What you need to do — Please copy every line of the records below that holds the word "Carne".
● ● ●
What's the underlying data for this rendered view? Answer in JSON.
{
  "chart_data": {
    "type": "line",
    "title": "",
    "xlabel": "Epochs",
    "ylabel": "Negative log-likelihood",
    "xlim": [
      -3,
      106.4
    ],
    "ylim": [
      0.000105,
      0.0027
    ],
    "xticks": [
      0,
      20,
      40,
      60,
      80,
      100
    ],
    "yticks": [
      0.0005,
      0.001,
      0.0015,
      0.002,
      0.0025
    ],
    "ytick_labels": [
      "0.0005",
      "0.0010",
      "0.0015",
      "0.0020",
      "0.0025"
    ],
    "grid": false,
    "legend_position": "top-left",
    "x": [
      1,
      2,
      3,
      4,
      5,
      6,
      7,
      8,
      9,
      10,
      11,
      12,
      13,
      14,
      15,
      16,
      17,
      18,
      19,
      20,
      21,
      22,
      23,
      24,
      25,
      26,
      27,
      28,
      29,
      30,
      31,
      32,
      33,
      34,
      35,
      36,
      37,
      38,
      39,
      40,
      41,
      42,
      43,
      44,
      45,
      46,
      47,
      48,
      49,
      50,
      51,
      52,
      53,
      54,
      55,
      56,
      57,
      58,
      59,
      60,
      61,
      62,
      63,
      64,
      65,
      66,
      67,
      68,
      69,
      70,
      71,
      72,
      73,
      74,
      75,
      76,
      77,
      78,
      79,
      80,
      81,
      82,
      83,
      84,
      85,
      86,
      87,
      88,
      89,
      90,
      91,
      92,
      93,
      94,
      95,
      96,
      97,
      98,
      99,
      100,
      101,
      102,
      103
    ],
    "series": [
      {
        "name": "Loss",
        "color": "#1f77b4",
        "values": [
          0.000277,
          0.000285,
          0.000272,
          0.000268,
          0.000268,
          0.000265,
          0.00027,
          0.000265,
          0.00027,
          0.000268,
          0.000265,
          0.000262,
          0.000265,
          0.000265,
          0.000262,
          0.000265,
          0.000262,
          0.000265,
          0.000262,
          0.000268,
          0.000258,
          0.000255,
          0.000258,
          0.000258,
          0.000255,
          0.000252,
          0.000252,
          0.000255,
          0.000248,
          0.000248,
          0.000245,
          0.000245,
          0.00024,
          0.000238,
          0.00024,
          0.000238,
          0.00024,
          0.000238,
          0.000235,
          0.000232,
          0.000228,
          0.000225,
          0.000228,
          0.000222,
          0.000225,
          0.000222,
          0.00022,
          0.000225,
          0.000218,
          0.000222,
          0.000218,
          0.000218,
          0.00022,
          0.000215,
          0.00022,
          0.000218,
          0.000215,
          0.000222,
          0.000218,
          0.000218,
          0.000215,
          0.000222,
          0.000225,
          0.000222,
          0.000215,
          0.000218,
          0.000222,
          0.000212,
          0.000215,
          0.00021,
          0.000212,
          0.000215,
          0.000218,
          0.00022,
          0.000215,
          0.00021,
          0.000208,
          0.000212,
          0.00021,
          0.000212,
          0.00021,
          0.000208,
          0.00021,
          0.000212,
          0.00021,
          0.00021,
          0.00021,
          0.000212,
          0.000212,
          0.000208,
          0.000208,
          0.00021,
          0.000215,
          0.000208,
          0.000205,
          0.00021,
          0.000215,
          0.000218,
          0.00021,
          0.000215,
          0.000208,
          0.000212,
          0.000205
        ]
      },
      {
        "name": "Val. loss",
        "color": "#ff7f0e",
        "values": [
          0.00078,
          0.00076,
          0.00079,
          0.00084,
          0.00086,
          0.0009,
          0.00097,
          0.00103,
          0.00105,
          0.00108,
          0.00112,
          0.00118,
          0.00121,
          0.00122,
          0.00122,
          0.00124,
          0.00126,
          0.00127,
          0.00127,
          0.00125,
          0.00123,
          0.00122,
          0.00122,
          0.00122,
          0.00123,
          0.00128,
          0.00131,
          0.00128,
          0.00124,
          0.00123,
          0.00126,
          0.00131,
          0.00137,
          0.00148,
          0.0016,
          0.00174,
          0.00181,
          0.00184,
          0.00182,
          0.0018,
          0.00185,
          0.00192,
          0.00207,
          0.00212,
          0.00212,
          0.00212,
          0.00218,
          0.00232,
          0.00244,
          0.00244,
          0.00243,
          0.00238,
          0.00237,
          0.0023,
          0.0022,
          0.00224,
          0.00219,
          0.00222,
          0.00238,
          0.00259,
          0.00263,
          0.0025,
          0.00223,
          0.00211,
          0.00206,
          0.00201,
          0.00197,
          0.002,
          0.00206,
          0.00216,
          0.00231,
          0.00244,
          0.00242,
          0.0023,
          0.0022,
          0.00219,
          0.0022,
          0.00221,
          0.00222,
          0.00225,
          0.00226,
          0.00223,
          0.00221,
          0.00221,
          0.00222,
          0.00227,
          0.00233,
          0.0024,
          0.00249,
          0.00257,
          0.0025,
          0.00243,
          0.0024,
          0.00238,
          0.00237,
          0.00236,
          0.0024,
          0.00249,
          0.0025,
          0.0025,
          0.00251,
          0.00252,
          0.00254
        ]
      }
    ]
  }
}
● ● ●
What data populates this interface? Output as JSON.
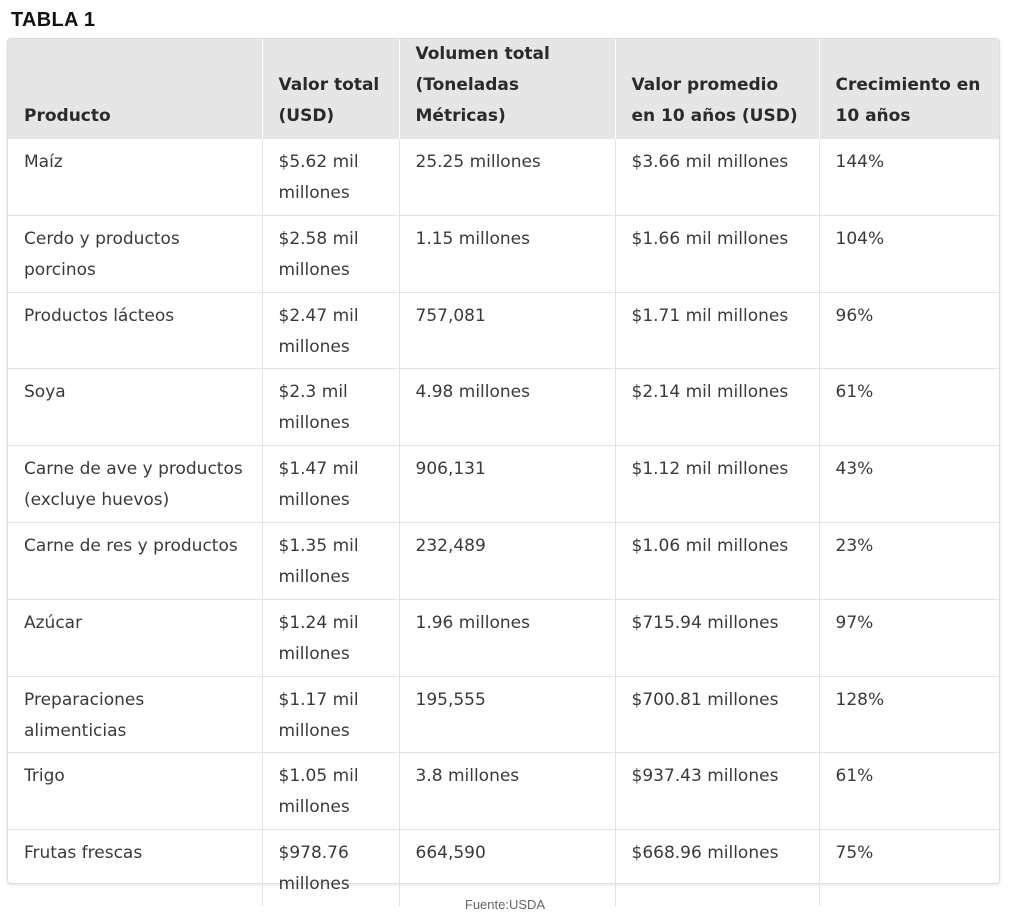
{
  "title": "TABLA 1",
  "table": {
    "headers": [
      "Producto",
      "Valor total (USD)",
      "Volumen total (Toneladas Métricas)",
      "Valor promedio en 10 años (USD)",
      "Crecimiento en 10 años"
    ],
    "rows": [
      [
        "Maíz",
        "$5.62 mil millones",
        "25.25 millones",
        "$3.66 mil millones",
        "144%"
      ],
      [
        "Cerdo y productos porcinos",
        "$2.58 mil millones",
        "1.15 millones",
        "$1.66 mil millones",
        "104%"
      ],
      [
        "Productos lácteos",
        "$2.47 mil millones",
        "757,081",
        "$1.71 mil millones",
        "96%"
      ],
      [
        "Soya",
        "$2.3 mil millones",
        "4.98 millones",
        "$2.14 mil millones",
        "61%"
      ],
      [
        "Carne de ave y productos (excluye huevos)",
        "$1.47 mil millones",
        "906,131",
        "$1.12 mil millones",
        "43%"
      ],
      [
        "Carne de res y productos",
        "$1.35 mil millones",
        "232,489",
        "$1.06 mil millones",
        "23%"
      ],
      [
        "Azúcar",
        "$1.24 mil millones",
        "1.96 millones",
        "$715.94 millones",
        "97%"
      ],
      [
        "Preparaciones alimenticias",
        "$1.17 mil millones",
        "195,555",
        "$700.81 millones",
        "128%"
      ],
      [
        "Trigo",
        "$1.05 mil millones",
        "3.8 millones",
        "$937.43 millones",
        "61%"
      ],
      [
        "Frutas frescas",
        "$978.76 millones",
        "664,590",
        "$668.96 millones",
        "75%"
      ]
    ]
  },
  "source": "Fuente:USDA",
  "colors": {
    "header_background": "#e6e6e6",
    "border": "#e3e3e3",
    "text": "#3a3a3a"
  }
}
● ● ●
Completed exercise —
        "Carne de ave y productos (excluye huevos)",
        "Carne de res y productos",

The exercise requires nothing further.